STATED EXERCISE — Can you restate the records below word for word?

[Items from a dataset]

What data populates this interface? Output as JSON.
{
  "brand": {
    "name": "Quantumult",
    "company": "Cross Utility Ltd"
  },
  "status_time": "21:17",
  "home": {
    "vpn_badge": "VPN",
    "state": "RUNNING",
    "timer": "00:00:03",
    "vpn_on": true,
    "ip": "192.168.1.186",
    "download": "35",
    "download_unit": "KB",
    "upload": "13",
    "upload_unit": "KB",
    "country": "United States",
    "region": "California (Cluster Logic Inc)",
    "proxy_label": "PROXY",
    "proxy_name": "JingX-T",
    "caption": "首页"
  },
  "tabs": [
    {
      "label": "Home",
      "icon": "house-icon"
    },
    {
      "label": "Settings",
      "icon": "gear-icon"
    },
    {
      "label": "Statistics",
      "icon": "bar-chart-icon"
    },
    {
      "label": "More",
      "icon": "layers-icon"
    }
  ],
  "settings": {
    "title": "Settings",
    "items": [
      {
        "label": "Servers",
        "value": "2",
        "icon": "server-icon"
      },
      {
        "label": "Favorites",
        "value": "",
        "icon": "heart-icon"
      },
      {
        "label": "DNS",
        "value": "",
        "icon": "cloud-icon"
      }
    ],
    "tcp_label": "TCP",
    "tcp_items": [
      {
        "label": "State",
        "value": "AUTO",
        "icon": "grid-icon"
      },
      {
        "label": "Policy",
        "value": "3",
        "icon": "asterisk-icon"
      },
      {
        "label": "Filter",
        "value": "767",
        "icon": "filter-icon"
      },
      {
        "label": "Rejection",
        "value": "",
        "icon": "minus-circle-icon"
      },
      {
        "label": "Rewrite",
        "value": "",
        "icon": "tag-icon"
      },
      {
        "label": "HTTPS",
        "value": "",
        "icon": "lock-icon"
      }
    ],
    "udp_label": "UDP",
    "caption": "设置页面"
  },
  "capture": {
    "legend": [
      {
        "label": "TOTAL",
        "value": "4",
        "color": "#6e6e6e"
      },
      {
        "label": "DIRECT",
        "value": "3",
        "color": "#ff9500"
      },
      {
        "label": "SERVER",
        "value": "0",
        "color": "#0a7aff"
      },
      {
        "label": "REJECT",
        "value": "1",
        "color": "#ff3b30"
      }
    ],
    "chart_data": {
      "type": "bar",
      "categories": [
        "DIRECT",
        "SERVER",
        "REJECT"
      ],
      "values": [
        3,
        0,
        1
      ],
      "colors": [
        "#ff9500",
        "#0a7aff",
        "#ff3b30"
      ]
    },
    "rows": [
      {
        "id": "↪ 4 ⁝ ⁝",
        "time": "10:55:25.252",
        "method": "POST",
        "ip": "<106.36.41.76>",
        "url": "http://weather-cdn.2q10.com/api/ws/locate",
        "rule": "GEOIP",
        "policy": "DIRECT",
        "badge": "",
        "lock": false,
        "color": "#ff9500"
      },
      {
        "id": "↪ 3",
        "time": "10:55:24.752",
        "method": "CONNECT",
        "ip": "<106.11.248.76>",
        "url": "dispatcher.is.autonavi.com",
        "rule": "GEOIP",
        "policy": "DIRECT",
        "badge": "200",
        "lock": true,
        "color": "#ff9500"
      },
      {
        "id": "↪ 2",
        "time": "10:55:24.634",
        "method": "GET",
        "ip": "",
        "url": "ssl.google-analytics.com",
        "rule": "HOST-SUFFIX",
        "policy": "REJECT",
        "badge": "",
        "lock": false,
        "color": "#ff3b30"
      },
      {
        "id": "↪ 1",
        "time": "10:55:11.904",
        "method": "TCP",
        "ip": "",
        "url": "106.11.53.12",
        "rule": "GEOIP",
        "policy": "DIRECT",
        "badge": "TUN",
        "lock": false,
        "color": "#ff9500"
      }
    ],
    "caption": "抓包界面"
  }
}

ANSWER TO THIS TASK —
What data populates this interface? Output as JSON.
{
  "brand": {
    "name": "Quantumult",
    "company": "Cross Utility Ltd"
  },
  "status_time": "21:17",
  "home": {
    "vpn_badge": "VPN",
    "state": "RUNNING",
    "timer": "00:00:03",
    "vpn_on": true,
    "ip": "192.168.1.186",
    "download": "35",
    "download_unit": "KB",
    "upload": "13",
    "upload_unit": "KB",
    "country": "United States",
    "region": "California (Cluster Logic Inc)",
    "proxy_label": "PROXY",
    "proxy_name": "JingX-T",
    "caption": "首页"
  },
  "tabs": [
    {
      "label": "Home",
      "icon": "house-icon"
    },
    {
      "label": "Settings",
      "icon": "gear-icon"
    },
    {
      "label": "Statistics",
      "icon": "bar-chart-icon"
    },
    {
      "label": "More",
      "icon": "layers-icon"
    }
  ],
  "settings": {
    "title": "Settings",
    "items": [
      {
        "label": "Servers",
        "value": "2",
        "icon": "server-icon"
      },
      {
        "label": "Favorites",
        "value": "",
        "icon": "heart-icon"
      },
      {
        "label": "DNS",
        "value": "",
        "icon": "cloud-icon"
      }
    ],
    "tcp_label": "TCP",
    "tcp_items": [
      {
        "label": "State",
        "value": "AUTO",
        "icon": "grid-icon"
      },
      {
        "label": "Policy",
        "value": "3",
        "icon": "asterisk-icon"
      },
      {
        "label": "Filter",
        "value": "767",
        "icon": "filter-icon"
      },
      {
        "label": "Rejection",
        "value": "",
        "icon": "minus-circle-icon"
      },
      {
        "label": "Rewrite",
        "value": "",
        "icon": "tag-icon"
      },
      {
        "label": "HTTPS",
        "value": "",
        "icon": "lock-icon"
      }
    ],
    "udp_label": "UDP",
    "caption": "设置页面"
  },
  "capture": {
    "legend": [
      {
        "label": "TOTAL",
        "value": "4",
        "color": "#6e6e6e"
      },
      {
        "label": "DIRECT",
        "value": "3",
        "color": "#ff9500"
      },
      {
        "label": "SERVER",
        "value": "0",
        "color": "#0a7aff"
      },
      {
        "label": "REJECT",
        "value": "1",
        "color": "#ff3b30"
      }
    ],
    "chart_data": {
      "type": "bar",
      "categories": [
        "DIRECT",
        "SERVER",
        "REJECT"
      ],
      "values": [
        3,
        0,
        1
      ],
      "colors": [
        "#ff9500",
        "#0a7aff",
        "#ff3b30"
      ]
    },
    "rows": [
      {
        "id": "↪ 4 ⁝ ⁝",
        "time": "10:55:25.252",
        "method": "POST",
        "ip": "<106.36.41.76>",
        "url": "http://weather-cdn.2q10.com/api/ws/locate",
        "rule": "GEOIP",
        "policy": "DIRECT",
        "badge": "",
        "lock": false,
        "color": "#ff9500"
      },
      {
        "id": "↪ 3",
        "time": "10:55:24.752",
        "method": "CONNECT",
        "ip": "<106.11.248.76>",
        "url": "dispatcher.is.autonavi.com",
        "rule": "GEOIP",
        "policy": "DIRECT",
        "badge": "200",
        "lock": true,
        "color": "#ff9500"
      },
      {
        "id": "↪ 2",
        "time": "10:55:24.634",
        "method": "GET",
        "ip": "",
        "url": "ssl.google-analytics.com",
        "rule": "HOST-SUFFIX",
        "policy": "REJECT",
        "badge": "",
        "lock": false,
        "color": "#ff3b30"
      },
      {
        "id": "↪ 1",
        "time": "10:55:11.904",
        "method": "TCP",
        "ip": "",
        "url": "106.11.53.12",
        "rule": "GEOIP",
        "policy": "DIRECT",
        "badge": "TUN",
        "lock": false,
        "color": "#ff9500"
      }
    ],
    "caption": "抓包界面"
  }
}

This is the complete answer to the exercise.